> [What the task asks]: Lines before the one containing "What text is on this page?" are excluded; print that line and every line after it through the end of the material below, exactly.

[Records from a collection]
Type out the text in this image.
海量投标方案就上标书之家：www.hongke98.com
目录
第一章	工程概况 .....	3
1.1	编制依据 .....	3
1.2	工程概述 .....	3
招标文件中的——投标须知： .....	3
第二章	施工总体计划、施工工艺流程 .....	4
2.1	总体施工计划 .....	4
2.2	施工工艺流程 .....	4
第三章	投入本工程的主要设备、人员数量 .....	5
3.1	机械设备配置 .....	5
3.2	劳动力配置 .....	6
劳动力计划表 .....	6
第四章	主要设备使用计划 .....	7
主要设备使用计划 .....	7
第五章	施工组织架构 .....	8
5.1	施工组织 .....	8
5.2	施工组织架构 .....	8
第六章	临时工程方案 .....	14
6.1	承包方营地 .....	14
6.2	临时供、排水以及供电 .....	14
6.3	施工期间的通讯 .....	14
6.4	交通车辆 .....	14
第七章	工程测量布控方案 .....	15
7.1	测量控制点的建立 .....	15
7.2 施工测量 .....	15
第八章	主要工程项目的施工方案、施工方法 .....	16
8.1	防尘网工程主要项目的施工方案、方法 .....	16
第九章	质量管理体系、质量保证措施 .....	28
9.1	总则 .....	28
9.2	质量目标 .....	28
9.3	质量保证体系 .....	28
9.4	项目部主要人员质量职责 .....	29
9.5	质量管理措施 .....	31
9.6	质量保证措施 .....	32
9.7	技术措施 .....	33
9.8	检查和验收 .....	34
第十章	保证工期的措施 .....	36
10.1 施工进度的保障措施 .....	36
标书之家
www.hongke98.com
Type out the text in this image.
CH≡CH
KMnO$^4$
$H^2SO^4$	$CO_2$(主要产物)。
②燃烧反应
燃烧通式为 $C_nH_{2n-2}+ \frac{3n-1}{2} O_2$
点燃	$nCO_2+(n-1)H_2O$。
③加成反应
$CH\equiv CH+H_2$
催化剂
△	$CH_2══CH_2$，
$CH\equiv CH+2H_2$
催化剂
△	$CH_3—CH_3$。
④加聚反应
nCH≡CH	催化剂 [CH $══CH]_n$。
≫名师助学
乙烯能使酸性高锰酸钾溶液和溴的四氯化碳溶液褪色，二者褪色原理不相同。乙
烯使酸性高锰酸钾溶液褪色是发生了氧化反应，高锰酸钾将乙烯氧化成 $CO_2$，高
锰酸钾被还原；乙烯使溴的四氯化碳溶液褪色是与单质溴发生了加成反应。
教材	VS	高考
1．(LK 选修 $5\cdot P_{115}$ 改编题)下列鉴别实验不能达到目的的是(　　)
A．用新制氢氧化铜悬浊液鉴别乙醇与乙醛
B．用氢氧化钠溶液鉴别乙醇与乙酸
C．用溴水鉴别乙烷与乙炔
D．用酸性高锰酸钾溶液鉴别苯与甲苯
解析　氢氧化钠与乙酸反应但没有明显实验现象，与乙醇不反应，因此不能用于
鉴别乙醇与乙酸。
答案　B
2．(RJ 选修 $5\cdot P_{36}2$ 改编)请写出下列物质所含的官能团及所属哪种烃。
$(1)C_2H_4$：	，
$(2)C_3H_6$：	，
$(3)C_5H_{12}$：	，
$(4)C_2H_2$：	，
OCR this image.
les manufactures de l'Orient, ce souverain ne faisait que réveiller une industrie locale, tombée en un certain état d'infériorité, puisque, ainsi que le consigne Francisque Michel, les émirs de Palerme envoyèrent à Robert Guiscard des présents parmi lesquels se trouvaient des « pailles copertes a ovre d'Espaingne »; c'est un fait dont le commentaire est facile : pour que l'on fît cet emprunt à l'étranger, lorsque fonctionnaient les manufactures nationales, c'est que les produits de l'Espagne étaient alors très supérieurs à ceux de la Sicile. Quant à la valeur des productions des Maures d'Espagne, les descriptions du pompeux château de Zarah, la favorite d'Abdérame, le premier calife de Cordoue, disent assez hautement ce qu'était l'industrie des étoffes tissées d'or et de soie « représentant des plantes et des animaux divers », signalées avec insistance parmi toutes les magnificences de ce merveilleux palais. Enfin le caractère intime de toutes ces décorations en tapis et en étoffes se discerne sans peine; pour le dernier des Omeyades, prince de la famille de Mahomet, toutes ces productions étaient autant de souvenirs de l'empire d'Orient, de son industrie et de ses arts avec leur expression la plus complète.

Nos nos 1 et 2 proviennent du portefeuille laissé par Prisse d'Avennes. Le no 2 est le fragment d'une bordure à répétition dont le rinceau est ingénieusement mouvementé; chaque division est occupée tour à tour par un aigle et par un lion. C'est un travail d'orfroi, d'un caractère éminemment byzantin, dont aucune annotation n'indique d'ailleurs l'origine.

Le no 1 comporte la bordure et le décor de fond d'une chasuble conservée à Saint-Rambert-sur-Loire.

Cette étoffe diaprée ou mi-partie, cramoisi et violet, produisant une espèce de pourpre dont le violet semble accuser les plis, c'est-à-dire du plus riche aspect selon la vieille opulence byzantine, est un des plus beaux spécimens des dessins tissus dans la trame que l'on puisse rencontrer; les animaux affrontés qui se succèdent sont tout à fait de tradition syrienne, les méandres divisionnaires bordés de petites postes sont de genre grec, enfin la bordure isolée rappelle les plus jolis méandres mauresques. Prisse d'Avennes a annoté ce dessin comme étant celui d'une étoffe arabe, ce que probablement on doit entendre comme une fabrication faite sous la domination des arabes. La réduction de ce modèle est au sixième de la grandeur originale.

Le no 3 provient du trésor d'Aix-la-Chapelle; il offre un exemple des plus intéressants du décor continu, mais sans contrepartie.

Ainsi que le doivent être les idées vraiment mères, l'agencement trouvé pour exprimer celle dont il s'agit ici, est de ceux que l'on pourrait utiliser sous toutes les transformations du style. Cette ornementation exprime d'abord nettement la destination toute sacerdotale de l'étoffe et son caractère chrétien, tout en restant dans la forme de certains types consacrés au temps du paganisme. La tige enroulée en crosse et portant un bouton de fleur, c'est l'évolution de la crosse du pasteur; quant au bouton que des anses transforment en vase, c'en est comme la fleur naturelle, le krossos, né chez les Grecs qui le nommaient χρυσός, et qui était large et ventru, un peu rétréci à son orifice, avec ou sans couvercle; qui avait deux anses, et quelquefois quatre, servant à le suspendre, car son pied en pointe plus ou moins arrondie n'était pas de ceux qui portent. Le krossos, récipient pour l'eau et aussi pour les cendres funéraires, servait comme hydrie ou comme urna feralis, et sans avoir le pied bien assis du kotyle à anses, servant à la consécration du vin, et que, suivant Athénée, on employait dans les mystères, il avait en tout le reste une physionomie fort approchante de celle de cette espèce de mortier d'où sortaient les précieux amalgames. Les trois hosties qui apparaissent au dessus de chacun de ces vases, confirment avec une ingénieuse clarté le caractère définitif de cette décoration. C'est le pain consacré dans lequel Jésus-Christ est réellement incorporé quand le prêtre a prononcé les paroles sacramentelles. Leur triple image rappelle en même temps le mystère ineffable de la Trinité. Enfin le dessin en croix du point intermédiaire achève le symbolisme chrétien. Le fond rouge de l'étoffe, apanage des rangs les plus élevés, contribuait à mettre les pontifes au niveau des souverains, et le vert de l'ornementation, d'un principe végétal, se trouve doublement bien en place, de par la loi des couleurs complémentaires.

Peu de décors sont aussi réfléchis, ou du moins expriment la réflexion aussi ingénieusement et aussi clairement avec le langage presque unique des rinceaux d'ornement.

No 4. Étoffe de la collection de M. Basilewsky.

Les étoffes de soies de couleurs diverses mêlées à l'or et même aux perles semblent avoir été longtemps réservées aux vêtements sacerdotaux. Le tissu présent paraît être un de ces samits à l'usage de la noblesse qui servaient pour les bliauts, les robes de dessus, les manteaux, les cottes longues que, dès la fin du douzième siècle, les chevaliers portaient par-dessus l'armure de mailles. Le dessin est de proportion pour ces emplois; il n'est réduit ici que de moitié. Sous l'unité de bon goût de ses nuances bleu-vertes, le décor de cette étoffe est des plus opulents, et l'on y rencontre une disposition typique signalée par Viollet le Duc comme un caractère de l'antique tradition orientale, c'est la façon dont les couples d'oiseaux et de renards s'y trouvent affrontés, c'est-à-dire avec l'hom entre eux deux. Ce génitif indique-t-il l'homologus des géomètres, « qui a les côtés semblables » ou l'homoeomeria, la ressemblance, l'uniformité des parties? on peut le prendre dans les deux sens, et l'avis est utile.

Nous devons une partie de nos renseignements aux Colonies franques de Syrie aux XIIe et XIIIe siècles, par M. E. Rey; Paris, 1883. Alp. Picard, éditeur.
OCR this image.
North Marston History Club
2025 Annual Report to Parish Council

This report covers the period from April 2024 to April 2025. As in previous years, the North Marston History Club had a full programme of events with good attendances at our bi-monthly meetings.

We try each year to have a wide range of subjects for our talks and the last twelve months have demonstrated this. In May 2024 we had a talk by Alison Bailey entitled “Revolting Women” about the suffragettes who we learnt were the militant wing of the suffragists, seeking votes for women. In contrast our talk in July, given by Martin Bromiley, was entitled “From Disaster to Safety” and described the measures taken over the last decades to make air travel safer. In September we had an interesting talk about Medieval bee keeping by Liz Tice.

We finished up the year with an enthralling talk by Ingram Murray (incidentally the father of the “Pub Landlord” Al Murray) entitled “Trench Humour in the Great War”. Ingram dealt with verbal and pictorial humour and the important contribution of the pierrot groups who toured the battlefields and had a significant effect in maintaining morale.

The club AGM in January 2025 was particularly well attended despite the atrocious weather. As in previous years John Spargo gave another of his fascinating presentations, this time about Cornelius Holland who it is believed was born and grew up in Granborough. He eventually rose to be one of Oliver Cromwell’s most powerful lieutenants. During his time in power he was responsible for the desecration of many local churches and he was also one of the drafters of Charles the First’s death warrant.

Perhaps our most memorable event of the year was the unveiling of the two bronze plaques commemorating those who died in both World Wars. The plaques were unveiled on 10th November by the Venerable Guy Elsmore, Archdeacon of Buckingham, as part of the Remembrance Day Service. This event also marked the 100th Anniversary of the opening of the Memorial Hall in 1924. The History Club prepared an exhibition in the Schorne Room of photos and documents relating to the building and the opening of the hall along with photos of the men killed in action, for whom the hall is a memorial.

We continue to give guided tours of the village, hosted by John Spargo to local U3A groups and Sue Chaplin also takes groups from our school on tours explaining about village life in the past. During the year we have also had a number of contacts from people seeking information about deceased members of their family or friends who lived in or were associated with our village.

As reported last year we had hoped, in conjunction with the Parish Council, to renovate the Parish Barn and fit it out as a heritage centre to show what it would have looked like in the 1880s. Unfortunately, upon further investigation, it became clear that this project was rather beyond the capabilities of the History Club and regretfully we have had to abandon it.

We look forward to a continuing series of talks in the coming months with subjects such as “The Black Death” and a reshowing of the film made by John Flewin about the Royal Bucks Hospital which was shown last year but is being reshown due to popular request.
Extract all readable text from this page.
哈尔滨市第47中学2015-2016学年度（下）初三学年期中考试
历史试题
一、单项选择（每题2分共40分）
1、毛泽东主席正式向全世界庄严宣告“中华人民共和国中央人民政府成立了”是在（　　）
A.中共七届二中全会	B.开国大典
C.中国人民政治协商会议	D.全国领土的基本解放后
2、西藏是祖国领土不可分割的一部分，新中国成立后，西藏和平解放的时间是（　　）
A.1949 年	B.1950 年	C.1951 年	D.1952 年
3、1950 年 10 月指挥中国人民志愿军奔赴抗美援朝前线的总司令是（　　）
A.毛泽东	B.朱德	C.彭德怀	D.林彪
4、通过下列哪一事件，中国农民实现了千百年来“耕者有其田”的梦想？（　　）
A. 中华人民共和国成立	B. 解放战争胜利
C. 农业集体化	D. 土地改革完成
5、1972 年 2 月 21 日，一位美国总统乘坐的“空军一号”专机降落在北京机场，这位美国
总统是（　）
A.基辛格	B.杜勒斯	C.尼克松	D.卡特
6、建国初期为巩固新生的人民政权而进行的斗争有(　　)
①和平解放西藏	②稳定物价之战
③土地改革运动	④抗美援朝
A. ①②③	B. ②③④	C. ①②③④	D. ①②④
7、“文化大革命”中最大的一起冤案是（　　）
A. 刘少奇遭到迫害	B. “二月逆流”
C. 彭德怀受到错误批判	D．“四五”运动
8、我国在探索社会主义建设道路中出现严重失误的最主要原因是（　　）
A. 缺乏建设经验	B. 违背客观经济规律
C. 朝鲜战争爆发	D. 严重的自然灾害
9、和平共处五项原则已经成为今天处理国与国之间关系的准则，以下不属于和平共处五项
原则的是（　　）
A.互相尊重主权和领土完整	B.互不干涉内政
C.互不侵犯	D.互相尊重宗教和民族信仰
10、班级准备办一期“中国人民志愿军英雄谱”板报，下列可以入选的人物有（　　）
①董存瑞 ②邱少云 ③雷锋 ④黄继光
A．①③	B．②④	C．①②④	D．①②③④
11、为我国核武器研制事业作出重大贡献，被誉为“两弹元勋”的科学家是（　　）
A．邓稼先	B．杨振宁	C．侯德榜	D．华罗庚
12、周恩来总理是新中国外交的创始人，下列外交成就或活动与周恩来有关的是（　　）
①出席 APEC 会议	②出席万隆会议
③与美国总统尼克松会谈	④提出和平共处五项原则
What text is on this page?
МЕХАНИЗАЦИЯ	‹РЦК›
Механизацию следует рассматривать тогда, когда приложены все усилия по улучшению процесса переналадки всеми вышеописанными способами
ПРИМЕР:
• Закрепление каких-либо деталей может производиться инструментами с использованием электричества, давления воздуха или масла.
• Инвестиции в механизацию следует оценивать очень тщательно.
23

> [Task answer]:
What text is on this page?
МЕХАНИЗАЦИЯ	‹РЦК›
Механизацию следует рассматривать тогда, когда приложены все усилия по улучшению процесса переналадки всеми вышеописанными способами
ПРИМЕР:
• Закрепление каких-либо деталей может производиться инструментами с использованием электричества, давления воздуха или масла.
• Инвестиции в механизацию следует оценивать очень тщательно.
23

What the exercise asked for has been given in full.